Extracted data entries:
* START *

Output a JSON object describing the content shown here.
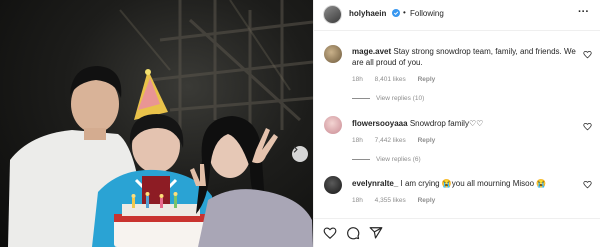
{
  "post": {
    "username": "holyhaein",
    "separator": "•",
    "follow_label": "Following",
    "more_label": "···"
  },
  "comments": [
    {
      "username": "mage.avet",
      "text": "Stay strong snowdrop team, family, and friends. We are all proud of you.",
      "age": "18h",
      "likes": "8,401 likes",
      "reply_label": "Reply",
      "view_replies": "View replies (10)"
    },
    {
      "username": "flowersooyaaa",
      "text": "Snowdrop family♡♡",
      "age": "18h",
      "likes": "7,442 likes",
      "reply_label": "Reply",
      "view_replies": "View replies (6)"
    },
    {
      "username": "evelynralte_",
      "text": "I am crying 😭you all mourning Misoo 😭",
      "age": "18h",
      "likes": "4,355 likes",
      "reply_label": "Reply"
    }
  ],
  "icons": {
    "verified": "verified-badge-icon",
    "heart": "heart-icon",
    "comment": "comment-icon",
    "share": "share-icon",
    "next": "chevron-right-icon"
  },
  "colors": {
    "verified_blue": "#3897f0",
    "muted_text": "#8e8e8e",
    "border": "#efefef"
  }
}
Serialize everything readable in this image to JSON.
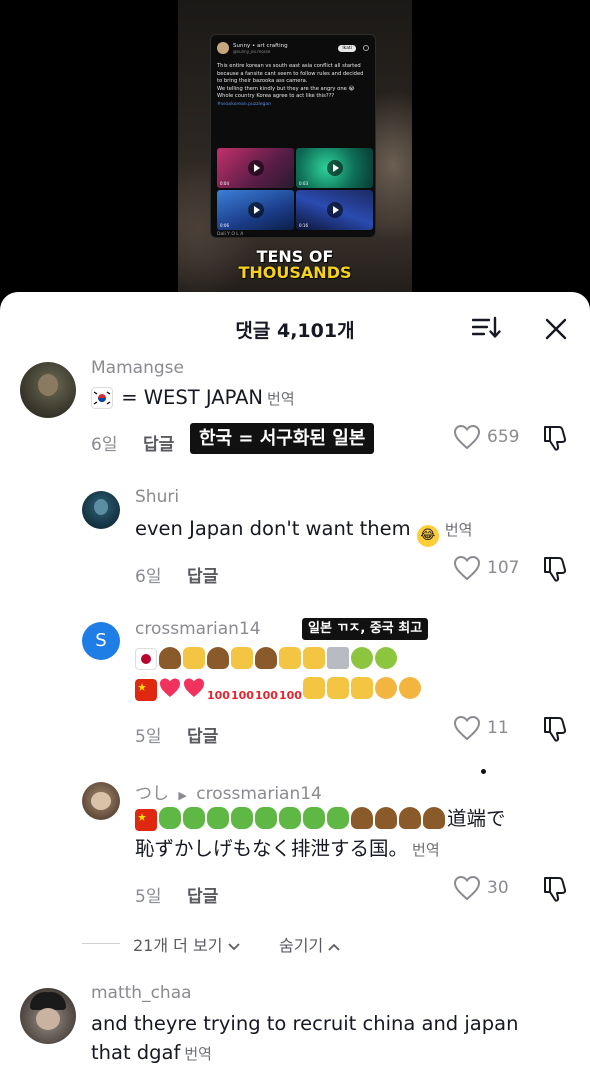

* END *

Set down the records in full and exactly. Do not carry over any image.

Problem solution:
Output a JSON object describing the content shown here.
{
  "post": {
    "username": "holyhaein",
    "separator": "•",
    "follow_label": "Following",
    "more_label": "···"
  },
  "comments": [
    {
      "username": "mage.avet",
      "text": "Stay strong snowdrop team, family, and friends. We are all proud of you.",
      "age": "18h",
      "likes": "8,401 likes",
      "reply_label": "Reply",
      "view_replies": "View replies (10)"
    },
    {
      "username": "flowersooyaaa",
      "text": "Snowdrop family♡♡",
      "age": "18h",
      "likes": "7,442 likes",
      "reply_label": "Reply",
      "view_replies": "View replies (6)"
    },
    {
      "username": "evelynralte_",
      "text": "I am crying 😭you all mourning Misoo 😭",
      "age": "18h",
      "likes": "4,355 likes",
      "reply_label": "Reply"
    }
  ],
  "icons": {
    "verified": "verified-badge-icon",
    "heart": "heart-icon",
    "comment": "comment-icon",
    "share": "share-icon",
    "next": "chevron-right-icon"
  },
  "colors": {
    "verified_blue": "#3897f0",
    "muted_text": "#8e8e8e",
    "border": "#efefef"
  }
}
Serialize everything readable in this image to JSON.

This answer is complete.